Task brief – Transcribe all records exactly.

Excerpted records –
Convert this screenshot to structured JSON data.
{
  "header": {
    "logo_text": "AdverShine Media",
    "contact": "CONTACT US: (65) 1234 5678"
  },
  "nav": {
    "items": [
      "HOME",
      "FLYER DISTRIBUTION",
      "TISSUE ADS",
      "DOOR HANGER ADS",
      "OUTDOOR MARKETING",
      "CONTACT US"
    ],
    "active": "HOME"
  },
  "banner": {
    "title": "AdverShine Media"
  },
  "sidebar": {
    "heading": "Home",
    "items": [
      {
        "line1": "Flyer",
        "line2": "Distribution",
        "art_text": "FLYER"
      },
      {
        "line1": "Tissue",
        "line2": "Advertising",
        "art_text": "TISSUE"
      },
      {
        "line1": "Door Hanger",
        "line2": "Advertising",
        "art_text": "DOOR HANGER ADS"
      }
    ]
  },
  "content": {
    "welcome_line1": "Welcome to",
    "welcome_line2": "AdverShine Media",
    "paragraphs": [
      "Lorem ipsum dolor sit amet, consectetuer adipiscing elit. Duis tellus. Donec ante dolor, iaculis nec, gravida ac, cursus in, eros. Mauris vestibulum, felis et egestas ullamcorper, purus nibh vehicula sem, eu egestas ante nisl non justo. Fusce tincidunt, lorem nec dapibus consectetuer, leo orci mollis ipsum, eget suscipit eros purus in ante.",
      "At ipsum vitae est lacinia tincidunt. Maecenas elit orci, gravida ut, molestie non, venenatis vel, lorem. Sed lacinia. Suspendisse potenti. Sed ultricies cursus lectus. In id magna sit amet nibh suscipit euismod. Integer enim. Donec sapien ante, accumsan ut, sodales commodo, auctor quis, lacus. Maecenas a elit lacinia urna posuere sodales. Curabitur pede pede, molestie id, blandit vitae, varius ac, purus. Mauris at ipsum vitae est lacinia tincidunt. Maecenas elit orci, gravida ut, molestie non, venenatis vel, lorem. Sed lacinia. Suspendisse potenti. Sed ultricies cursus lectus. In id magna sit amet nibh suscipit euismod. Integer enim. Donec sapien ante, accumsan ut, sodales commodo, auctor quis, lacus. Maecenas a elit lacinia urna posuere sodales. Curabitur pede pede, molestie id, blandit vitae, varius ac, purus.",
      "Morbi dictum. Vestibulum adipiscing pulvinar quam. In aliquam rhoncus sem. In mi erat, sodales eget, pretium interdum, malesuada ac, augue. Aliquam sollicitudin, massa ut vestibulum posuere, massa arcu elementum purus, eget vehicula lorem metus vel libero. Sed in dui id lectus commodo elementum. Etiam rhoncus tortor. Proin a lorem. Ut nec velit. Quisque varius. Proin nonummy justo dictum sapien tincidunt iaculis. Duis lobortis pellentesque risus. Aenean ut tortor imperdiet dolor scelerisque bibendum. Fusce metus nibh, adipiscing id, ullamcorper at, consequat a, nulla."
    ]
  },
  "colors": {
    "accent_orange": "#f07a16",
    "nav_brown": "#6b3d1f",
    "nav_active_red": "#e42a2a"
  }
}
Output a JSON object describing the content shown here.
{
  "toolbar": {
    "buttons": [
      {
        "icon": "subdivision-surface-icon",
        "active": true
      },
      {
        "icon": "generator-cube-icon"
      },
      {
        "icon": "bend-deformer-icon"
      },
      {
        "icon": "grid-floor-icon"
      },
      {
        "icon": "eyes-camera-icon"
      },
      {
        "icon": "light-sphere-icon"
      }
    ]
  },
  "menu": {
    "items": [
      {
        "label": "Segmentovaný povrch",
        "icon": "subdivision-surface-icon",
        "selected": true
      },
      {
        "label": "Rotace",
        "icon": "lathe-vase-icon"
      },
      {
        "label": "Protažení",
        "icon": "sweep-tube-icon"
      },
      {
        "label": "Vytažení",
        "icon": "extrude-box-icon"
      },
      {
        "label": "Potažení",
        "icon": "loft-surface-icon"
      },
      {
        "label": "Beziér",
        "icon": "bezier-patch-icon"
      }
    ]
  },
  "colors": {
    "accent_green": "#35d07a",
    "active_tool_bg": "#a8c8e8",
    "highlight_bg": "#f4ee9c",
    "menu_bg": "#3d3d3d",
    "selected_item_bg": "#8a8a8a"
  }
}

Correct output –
Convert this screenshot to structured JSON data.
{
  "header": {
    "logo_text": "AdverShine Media",
    "contact": "CONTACT US: (65) 1234 5678"
  },
  "nav": {
    "items": [
      "HOME",
      "FLYER DISTRIBUTION",
      "TISSUE ADS",
      "DOOR HANGER ADS",
      "OUTDOOR MARKETING",
      "CONTACT US"
    ],
    "active": "HOME"
  },
  "banner": {
    "title": "AdverShine Media"
  },
  "sidebar": {
    "heading": "Home",
    "items": [
      {
        "line1": "Flyer",
        "line2": "Distribution",
        "art_text": "FLYER"
      },
      {
        "line1": "Tissue",
        "line2": "Advertising",
        "art_text": "TISSUE"
      },
      {
        "line1": "Door Hanger",
        "line2": "Advertising",
        "art_text": "DOOR HANGER ADS"
      }
    ]
  },
  "content": {
    "welcome_line1": "Welcome to",
    "welcome_line2": "AdverShine Media",
    "paragraphs": [
      "Lorem ipsum dolor sit amet, consectetuer adipiscing elit. Duis tellus. Donec ante dolor, iaculis nec, gravida ac, cursus in, eros. Mauris vestibulum, felis et egestas ullamcorper, purus nibh vehicula sem, eu egestas ante nisl non justo. Fusce tincidunt, lorem nec dapibus consectetuer, leo orci mollis ipsum, eget suscipit eros purus in ante.",
      "At ipsum vitae est lacinia tincidunt. Maecenas elit orci, gravida ut, molestie non, venenatis vel, lorem. Sed lacinia. Suspendisse potenti. Sed ultricies cursus lectus. In id magna sit amet nibh suscipit euismod. Integer enim. Donec sapien ante, accumsan ut, sodales commodo, auctor quis, lacus. Maecenas a elit lacinia urna posuere sodales. Curabitur pede pede, molestie id, blandit vitae, varius ac, purus. Mauris at ipsum vitae est lacinia tincidunt. Maecenas elit orci, gravida ut, molestie non, venenatis vel, lorem. Sed lacinia. Suspendisse potenti. Sed ultricies cursus lectus. In id magna sit amet nibh suscipit euismod. Integer enim. Donec sapien ante, accumsan ut, sodales commodo, auctor quis, lacus. Maecenas a elit lacinia urna posuere sodales. Curabitur pede pede, molestie id, blandit vitae, varius ac, purus.",
      "Morbi dictum. Vestibulum adipiscing pulvinar quam. In aliquam rhoncus sem. In mi erat, sodales eget, pretium interdum, malesuada ac, augue. Aliquam sollicitudin, massa ut vestibulum posuere, massa arcu elementum purus, eget vehicula lorem metus vel libero. Sed in dui id lectus commodo elementum. Etiam rhoncus tortor. Proin a lorem. Ut nec velit. Quisque varius. Proin nonummy justo dictum sapien tincidunt iaculis. Duis lobortis pellentesque risus. Aenean ut tortor imperdiet dolor scelerisque bibendum. Fusce metus nibh, adipiscing id, ullamcorper at, consequat a, nulla."
    ]
  },
  "colors": {
    "accent_orange": "#f07a16",
    "nav_brown": "#6b3d1f",
    "nav_active_red": "#e42a2a"
  }
}
Output a JSON object describing the content shown here.
{
  "toolbar": {
    "buttons": [
      {
        "icon": "subdivision-surface-icon",
        "active": true
      },
      {
        "icon": "generator-cube-icon"
      },
      {
        "icon": "bend-deformer-icon"
      },
      {
        "icon": "grid-floor-icon"
      },
      {
        "icon": "eyes-camera-icon"
      },
      {
        "icon": "light-sphere-icon"
      }
    ]
  },
  "menu": {
    "items": [
      {
        "label": "Segmentovaný povrch",
        "icon": "subdivision-surface-icon",
        "selected": true
      },
      {
        "label": "Rotace",
        "icon": "lathe-vase-icon"
      },
      {
        "label": "Protažení",
        "icon": "sweep-tube-icon"
      },
      {
        "label": "Vytažení",
        "icon": "extrude-box-icon"
      },
      {
        "label": "Potažení",
        "icon": "loft-surface-icon"
      },
      {
        "label": "Beziér",
        "icon": "bezier-patch-icon"
      }
    ]
  },
  "colors": {
    "accent_green": "#35d07a",
    "active_tool_bg": "#a8c8e8",
    "highlight_bg": "#f4ee9c",
    "menu_bg": "#3d3d3d",
    "selected_item_bg": "#8a8a8a"
  }
}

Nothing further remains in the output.